>> Start Provided material

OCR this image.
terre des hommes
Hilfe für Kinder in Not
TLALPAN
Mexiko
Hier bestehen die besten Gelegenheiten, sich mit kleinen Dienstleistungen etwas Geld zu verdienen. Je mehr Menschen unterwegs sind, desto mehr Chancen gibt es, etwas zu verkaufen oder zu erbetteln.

>> End Provided material

- **Given request**
Your task is to repeat every line exactly.

- **The reply**
OCR this image.
terre des hommes
Hilfe für Kinder in Not
TLALPAN
Mexiko
Hier bestehen die besten Gelegenheiten, sich mit kleinen Dienstleistungen etwas Geld zu verdienen. Je mehr Menschen unterwegs sind, desto mehr Chancen gibt es, etwas zu verkaufen oder zu erbetteln.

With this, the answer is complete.